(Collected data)
----------
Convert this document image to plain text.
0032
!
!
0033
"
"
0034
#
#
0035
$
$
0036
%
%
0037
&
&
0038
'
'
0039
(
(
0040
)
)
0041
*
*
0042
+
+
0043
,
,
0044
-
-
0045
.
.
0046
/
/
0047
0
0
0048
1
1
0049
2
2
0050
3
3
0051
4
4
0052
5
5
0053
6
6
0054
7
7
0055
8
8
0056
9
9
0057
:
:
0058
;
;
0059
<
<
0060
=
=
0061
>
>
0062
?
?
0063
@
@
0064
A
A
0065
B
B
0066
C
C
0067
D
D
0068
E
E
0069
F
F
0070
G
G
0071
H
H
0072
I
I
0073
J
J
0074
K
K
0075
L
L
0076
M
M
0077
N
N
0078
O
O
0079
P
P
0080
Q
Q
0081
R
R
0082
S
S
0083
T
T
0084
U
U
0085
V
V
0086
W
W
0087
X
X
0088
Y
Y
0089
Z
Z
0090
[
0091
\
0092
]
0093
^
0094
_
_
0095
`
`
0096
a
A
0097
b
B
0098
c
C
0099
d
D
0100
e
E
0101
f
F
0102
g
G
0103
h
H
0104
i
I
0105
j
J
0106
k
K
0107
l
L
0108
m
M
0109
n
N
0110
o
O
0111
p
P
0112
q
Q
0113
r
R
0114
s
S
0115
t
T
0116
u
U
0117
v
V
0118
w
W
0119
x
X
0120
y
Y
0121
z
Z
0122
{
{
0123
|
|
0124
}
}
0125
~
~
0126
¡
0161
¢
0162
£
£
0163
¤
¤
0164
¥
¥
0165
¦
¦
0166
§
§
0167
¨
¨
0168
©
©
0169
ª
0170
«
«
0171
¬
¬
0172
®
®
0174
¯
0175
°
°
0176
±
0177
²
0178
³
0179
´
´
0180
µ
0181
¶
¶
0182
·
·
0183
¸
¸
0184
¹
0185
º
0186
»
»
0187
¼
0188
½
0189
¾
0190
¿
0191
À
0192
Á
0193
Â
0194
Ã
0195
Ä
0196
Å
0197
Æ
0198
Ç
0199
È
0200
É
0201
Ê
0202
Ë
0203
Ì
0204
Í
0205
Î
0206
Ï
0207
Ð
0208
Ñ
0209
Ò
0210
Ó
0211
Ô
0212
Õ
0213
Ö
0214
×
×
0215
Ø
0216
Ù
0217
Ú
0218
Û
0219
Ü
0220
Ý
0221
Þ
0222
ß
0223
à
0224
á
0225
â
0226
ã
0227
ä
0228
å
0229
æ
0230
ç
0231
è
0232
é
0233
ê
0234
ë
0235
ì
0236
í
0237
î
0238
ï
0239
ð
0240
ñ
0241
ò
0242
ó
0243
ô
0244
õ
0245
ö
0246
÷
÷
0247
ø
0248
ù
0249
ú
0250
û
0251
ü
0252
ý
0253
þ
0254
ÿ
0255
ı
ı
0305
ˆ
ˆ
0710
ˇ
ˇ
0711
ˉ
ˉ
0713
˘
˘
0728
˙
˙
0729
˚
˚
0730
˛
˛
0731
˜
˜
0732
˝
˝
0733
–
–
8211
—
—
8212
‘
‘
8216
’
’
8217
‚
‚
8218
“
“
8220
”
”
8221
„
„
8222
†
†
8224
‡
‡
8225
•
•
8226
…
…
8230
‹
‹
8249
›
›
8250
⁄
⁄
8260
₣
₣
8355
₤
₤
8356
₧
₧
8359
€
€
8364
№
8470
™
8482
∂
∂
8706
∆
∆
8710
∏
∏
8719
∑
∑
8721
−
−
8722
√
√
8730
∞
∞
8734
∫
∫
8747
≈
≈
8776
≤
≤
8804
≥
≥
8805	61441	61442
----------
* _Requirement_
Write out the complete set of records exactly as given.

* _Solution for this problem_
Convert this document image to plain text.
0032
!
!
0033
"
"
0034
#
#
0035
$
$
0036
%
%
0037
&
&
0038
'
'
0039
(
(
0040
)
)
0041
*
*
0042
+
+
0043
,
,
0044
-
-
0045
.
.
0046
/
/
0047
0
0
0048
1
1
0049
2
2
0050
3
3
0051
4
4
0052
5
5
0053
6
6
0054
7
7
0055
8
8
0056
9
9
0057
:
:
0058
;
;
0059
<
<
0060
=
=
0061
>
>
0062
?
?
0063
@
@
0064
A
A
0065
B
B
0066
C
C
0067
D
D
0068
E
E
0069
F
F
0070
G
G
0071
H
H
0072
I
I
0073
J
J
0074
K
K
0075
L
L
0076
M
M
0077
N
N
0078
O
O
0079
P
P
0080
Q
Q
0081
R
R
0082
S
S
0083
T
T
0084
U
U
0085
V
V
0086
W
W
0087
X
X
0088
Y
Y
0089
Z
Z
0090
[
0091
\
0092
]
0093
^
0094
_
_
0095
`
`
0096
a
A
0097
b
B
0098
c
C
0099
d
D
0100
e
E
0101
f
F
0102
g
G
0103
h
H
0104
i
I
0105
j
J
0106
k
K
0107
l
L
0108
m
M
0109
n
N
0110
o
O
0111
p
P
0112
q
Q
0113
r
R
0114
s
S
0115
t
T
0116
u
U
0117
v
V
0118
w
W
0119
x
X
0120
y
Y
0121
z
Z
0122
{
{
0123
|
|
0124
}
}
0125
~
~
0126
¡
0161
¢
0162
£
£
0163
¤
¤
0164
¥
¥
0165
¦
¦
0166
§
§
0167
¨
¨
0168
©
©
0169
ª
0170
«
«
0171
¬
¬
0172
®
®
0174
¯
0175
°
°
0176
±
0177
²
0178
³
0179
´
´
0180
µ
0181
¶
¶
0182
·
·
0183
¸
¸
0184
¹
0185
º
0186
»
»
0187
¼
0188
½
0189
¾
0190
¿
0191
À
0192
Á
0193
Â
0194
Ã
0195
Ä
0196
Å
0197
Æ
0198
Ç
0199
È
0200
É
0201
Ê
0202
Ë
0203
Ì
0204
Í
0205
Î
0206
Ï
0207
Ð
0208
Ñ
0209
Ò
0210
Ó
0211
Ô
0212
Õ
0213
Ö
0214
×
×
0215
Ø
0216
Ù
0217
Ú
0218
Û
0219
Ü
0220
Ý
0221
Þ
0222
ß
0223
à
0224
á
0225
â
0226
ã
0227
ä
0228
å
0229
æ
0230
ç
0231
è
0232
é
0233
ê
0234
ë
0235
ì
0236
í
0237
î
0238
ï
0239
ð
0240
ñ
0241
ò
0242
ó
0243
ô
0244
õ
0245
ö
0246
÷
÷
0247
ø
0248
ù
0249
ú
0250
û
0251
ü
0252
ý
0253
þ
0254
ÿ
0255
ı
ı
0305
ˆ
ˆ
0710
ˇ
ˇ
0711
ˉ
ˉ
0713
˘
˘
0728
˙
˙
0729
˚
˚
0730
˛
˛
0731
˜
˜
0732
˝
˝
0733
–
–
8211
—
—
8212
‘
‘
8216
’
’
8217
‚
‚
8218
“
“
8220
”
”
8221
„
„
8222
†
†
8224
‡
‡
8225
•
•
8226
…
…
8230
‹
‹
8249
›
›
8250
⁄
⁄
8260
₣
₣
8355
₤
₤
8356
₧
₧
8359
€
€
8364
№
8470
™
8482
∂
∂
8706
∆
∆
8710
∏
∏
8719
∑
∑
8721
−
−
8722
√
√
8730
∞
∞
8734
∫
∫
8747
≈
≈
8776
≤
≤
8804
≥
≥
8805	61441	61442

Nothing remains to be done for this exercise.